**** RECORDS

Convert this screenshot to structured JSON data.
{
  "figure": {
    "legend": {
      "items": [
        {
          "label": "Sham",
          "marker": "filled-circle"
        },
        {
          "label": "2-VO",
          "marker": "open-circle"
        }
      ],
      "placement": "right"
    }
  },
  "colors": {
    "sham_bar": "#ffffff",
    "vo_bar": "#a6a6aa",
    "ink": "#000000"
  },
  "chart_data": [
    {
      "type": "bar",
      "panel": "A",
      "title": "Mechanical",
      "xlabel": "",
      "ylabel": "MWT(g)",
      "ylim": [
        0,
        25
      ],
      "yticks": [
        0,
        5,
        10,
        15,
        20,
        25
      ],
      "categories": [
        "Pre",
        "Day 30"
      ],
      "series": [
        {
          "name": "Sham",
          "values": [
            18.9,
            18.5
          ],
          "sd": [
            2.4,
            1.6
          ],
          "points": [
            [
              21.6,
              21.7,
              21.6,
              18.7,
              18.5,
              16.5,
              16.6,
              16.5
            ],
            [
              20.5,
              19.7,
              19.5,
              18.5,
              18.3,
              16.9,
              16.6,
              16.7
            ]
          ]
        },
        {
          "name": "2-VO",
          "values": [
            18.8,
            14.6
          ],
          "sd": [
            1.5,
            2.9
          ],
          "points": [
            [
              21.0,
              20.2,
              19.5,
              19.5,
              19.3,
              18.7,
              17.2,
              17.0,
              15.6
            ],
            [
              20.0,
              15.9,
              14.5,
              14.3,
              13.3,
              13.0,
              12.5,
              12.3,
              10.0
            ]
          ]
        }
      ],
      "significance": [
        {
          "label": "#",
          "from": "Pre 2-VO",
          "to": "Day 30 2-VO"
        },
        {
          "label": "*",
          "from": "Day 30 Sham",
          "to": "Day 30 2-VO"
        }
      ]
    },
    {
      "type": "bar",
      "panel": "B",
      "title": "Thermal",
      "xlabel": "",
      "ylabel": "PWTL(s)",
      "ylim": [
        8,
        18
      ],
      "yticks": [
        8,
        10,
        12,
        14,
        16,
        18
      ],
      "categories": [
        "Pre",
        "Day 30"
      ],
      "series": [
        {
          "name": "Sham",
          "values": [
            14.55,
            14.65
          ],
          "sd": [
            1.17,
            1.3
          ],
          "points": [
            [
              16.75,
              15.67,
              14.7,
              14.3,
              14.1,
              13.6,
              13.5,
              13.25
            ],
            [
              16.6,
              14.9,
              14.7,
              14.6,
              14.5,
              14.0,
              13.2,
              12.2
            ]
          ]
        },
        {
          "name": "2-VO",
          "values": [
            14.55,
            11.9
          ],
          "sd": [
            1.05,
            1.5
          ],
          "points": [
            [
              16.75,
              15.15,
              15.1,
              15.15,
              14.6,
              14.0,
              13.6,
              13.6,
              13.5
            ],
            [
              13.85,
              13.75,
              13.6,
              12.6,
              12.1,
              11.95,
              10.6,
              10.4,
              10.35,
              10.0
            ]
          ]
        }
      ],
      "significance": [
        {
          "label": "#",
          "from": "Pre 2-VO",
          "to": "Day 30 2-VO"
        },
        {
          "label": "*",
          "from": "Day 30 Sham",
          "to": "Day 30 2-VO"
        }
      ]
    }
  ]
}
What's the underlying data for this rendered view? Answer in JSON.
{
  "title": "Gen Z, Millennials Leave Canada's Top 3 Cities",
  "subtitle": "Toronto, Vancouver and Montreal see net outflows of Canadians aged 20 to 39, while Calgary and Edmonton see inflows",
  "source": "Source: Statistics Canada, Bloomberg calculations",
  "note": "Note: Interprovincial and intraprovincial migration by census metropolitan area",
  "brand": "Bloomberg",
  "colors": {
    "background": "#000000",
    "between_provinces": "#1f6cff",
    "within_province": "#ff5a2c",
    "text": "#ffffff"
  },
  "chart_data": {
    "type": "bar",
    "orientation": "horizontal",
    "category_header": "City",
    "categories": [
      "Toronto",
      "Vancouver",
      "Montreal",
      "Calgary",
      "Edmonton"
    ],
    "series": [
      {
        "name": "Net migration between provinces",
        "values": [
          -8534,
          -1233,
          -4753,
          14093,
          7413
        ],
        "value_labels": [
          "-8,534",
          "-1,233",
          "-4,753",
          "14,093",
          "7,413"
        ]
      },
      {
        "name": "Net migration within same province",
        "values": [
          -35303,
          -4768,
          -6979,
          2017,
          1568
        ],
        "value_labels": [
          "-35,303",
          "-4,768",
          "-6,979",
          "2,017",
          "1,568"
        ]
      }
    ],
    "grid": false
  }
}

********

■ SHORT TASK
Show the data once more, exactly as it was written.

■ FINAL ANSWER
Convert this screenshot to structured JSON data.
{
  "figure": {
    "legend": {
      "items": [
        {
          "label": "Sham",
          "marker": "filled-circle"
        },
        {
          "label": "2-VO",
          "marker": "open-circle"
        }
      ],
      "placement": "right"
    }
  },
  "colors": {
    "sham_bar": "#ffffff",
    "vo_bar": "#a6a6aa",
    "ink": "#000000"
  },
  "chart_data": [
    {
      "type": "bar",
      "panel": "A",
      "title": "Mechanical",
      "xlabel": "",
      "ylabel": "MWT(g)",
      "ylim": [
        0,
        25
      ],
      "yticks": [
        0,
        5,
        10,
        15,
        20,
        25
      ],
      "categories": [
        "Pre",
        "Day 30"
      ],
      "series": [
        {
          "name": "Sham",
          "values": [
            18.9,
            18.5
          ],
          "sd": [
            2.4,
            1.6
          ],
          "points": [
            [
              21.6,
              21.7,
              21.6,
              18.7,
              18.5,
              16.5,
              16.6,
              16.5
            ],
            [
              20.5,
              19.7,
              19.5,
              18.5,
              18.3,
              16.9,
              16.6,
              16.7
            ]
          ]
        },
        {
          "name": "2-VO",
          "values": [
            18.8,
            14.6
          ],
          "sd": [
            1.5,
            2.9
          ],
          "points": [
            [
              21.0,
              20.2,
              19.5,
              19.5,
              19.3,
              18.7,
              17.2,
              17.0,
              15.6
            ],
            [
              20.0,
              15.9,
              14.5,
              14.3,
              13.3,
              13.0,
              12.5,
              12.3,
              10.0
            ]
          ]
        }
      ],
      "significance": [
        {
          "label": "#",
          "from": "Pre 2-VO",
          "to": "Day 30 2-VO"
        },
        {
          "label": "*",
          "from": "Day 30 Sham",
          "to": "Day 30 2-VO"
        }
      ]
    },
    {
      "type": "bar",
      "panel": "B",
      "title": "Thermal",
      "xlabel": "",
      "ylabel": "PWTL(s)",
      "ylim": [
        8,
        18
      ],
      "yticks": [
        8,
        10,
        12,
        14,
        16,
        18
      ],
      "categories": [
        "Pre",
        "Day 30"
      ],
      "series": [
        {
          "name": "Sham",
          "values": [
            14.55,
            14.65
          ],
          "sd": [
            1.17,
            1.3
          ],
          "points": [
            [
              16.75,
              15.67,
              14.7,
              14.3,
              14.1,
              13.6,
              13.5,
              13.25
            ],
            [
              16.6,
              14.9,
              14.7,
              14.6,
              14.5,
              14.0,
              13.2,
              12.2
            ]
          ]
        },
        {
          "name": "2-VO",
          "values": [
            14.55,
            11.9
          ],
          "sd": [
            1.05,
            1.5
          ],
          "points": [
            [
              16.75,
              15.15,
              15.1,
              15.15,
              14.6,
              14.0,
              13.6,
              13.6,
              13.5
            ],
            [
              13.85,
              13.75,
              13.6,
              12.6,
              12.1,
              11.95,
              10.6,
              10.4,
              10.35,
              10.0
            ]
          ]
        }
      ],
      "significance": [
        {
          "label": "#",
          "from": "Pre 2-VO",
          "to": "Day 30 2-VO"
        },
        {
          "label": "*",
          "from": "Day 30 Sham",
          "to": "Day 30 2-VO"
        }
      ]
    }
  ]
}
What's the underlying data for this rendered view? Answer in JSON.
{
  "title": "Gen Z, Millennials Leave Canada's Top 3 Cities",
  "subtitle": "Toronto, Vancouver and Montreal see net outflows of Canadians aged 20 to 39, while Calgary and Edmonton see inflows",
  "source": "Source: Statistics Canada, Bloomberg calculations",
  "note": "Note: Interprovincial and intraprovincial migration by census metropolitan area",
  "brand": "Bloomberg",
  "colors": {
    "background": "#000000",
    "between_provinces": "#1f6cff",
    "within_province": "#ff5a2c",
    "text": "#ffffff"
  },
  "chart_data": {
    "type": "bar",
    "orientation": "horizontal",
    "category_header": "City",
    "categories": [
      "Toronto",
      "Vancouver",
      "Montreal",
      "Calgary",
      "Edmonton"
    ],
    "series": [
      {
        "name": "Net migration between provinces",
        "values": [
          -8534,
          -1233,
          -4753,
          14093,
          7413
        ],
        "value_labels": [
          "-8,534",
          "-1,233",
          "-4,753",
          "14,093",
          "7,413"
        ]
      },
      {
        "name": "Net migration within same province",
        "values": [
          -35303,
          -4768,
          -6979,
          2017,
          1568
        ],
        "value_labels": [
          "-35,303",
          "-4,768",
          "-6,979",
          "2,017",
          "1,568"
        ]
      }
    ],
    "grid": false
  }
}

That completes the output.